__DO THIS__
Each line below either holds the string "text" or doesn't. Count those that do and give only the number.
--- START OF AVAILABLE DATA ---
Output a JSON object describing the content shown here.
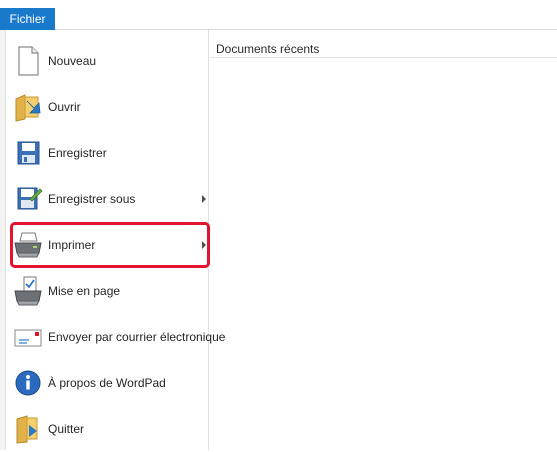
{
  "ribbon": {
    "file_tab": "Fichier"
  },
  "recent": {
    "title": "Documents récents"
  },
  "menu": {
    "items": [
      {
        "label": "Nouveau",
        "icon": "new-document-icon",
        "submenu": false
      },
      {
        "label": "Ouvrir",
        "icon": "open-folder-icon",
        "submenu": false
      },
      {
        "label": "Enregistrer",
        "icon": "save-floppy-icon",
        "submenu": false
      },
      {
        "label": "Enregistrer sous",
        "icon": "save-as-icon",
        "submenu": true
      },
      {
        "label": "Imprimer",
        "icon": "printer-icon",
        "submenu": true,
        "highlighted": true
      },
      {
        "label": "Mise en page",
        "icon": "page-setup-icon",
        "submenu": false
      },
      {
        "label": "Envoyer par courrier électronique",
        "icon": "email-envelope-icon",
        "submenu": false
      },
      {
        "label": "À propos de WordPad",
        "icon": "info-icon",
        "submenu": false
      },
      {
        "label": "Quitter",
        "icon": "exit-folder-icon",
        "submenu": false
      }
    ]
  },
  "colors": {
    "accent": "#1979ca",
    "highlight": "#e3122e"
  }
}
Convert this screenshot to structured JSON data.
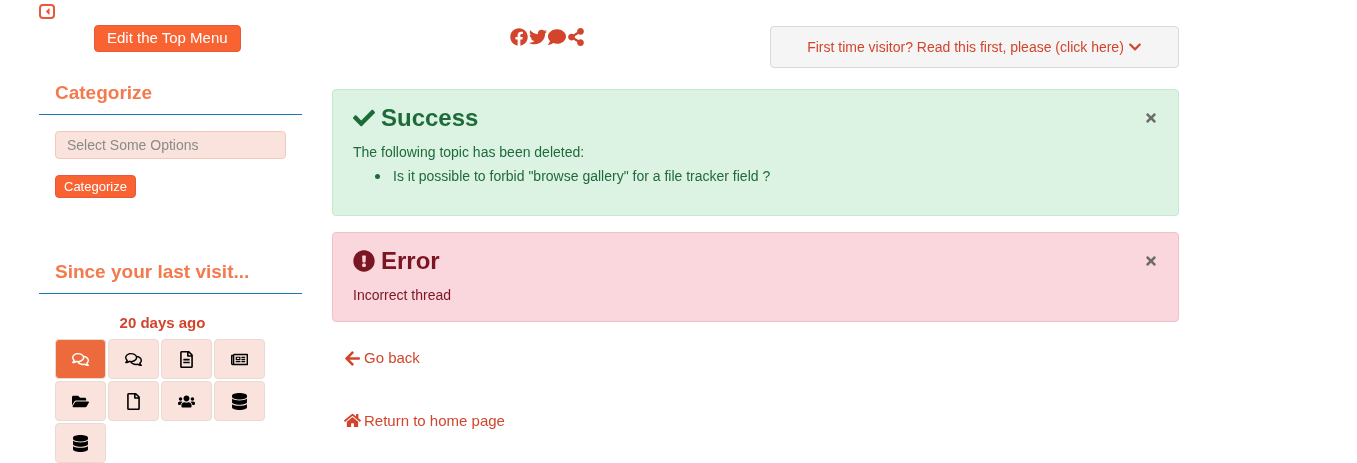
{
  "top_menu_button": "Edit the Top Menu",
  "categorize": {
    "title": "Categorize",
    "placeholder": "Select Some Options",
    "button": "Categorize"
  },
  "since_last_visit": {
    "title": "Since your last visit...",
    "time": "20 days ago",
    "tiles": [
      {
        "selected": true
      },
      {
        "selected": false
      },
      {
        "selected": false
      },
      {
        "selected": false
      },
      {
        "selected": false
      },
      {
        "selected": false
      },
      {
        "selected": false
      },
      {
        "selected": false
      },
      {
        "selected": false
      }
    ]
  },
  "visitor_button": "First time visitor? Read this first, please (click here)",
  "alerts": [
    {
      "kind": "success",
      "title": "Success",
      "text": "The following topic has been deleted:",
      "items": [
        "Is it possible to forbid \"browse gallery\" for a file tracker field ?"
      ]
    },
    {
      "kind": "error",
      "title": "Error",
      "text": "Incorrect thread"
    }
  ],
  "links": [
    {
      "kind": "back",
      "label": "Go back"
    },
    {
      "kind": "home",
      "label": "Return to home page"
    }
  ]
}
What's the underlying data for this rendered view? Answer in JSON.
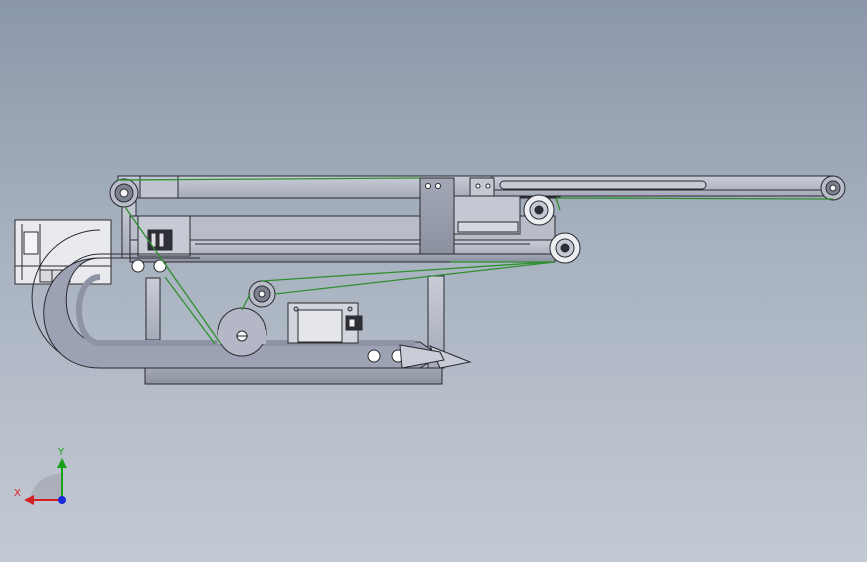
{
  "scene": {
    "background_top": "#8b98a9",
    "background_bottom": "#c4cad4",
    "part_fill": "#b4b8c6",
    "part_fill_light": "#c8ccd6",
    "part_fill_dark": "#9a9fae",
    "edge_color": "#2a2a30",
    "belt_color": "#2f8f2f"
  },
  "triad": {
    "x_label": "X",
    "y_label": "Y",
    "x_color": "#d42020",
    "y_color": "#18a018",
    "z_color": "#1a2ad8"
  }
}
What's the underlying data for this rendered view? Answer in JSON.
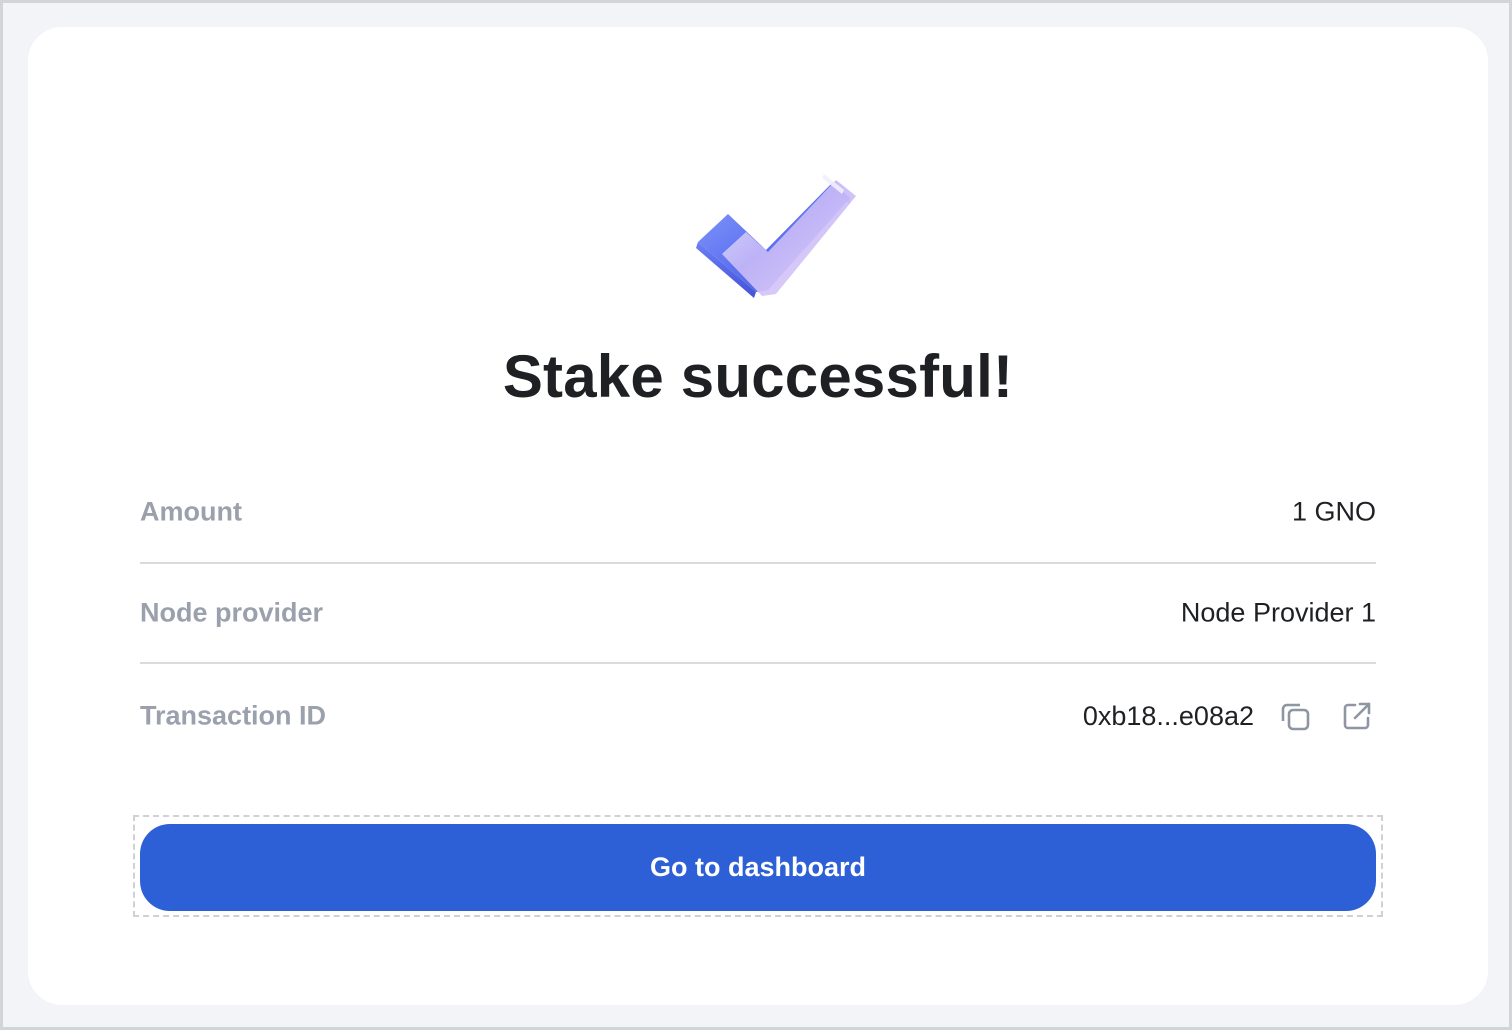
--- END OF AVAILABLE DATA ---
__SOLUTION TO THIS EXERCISE__
2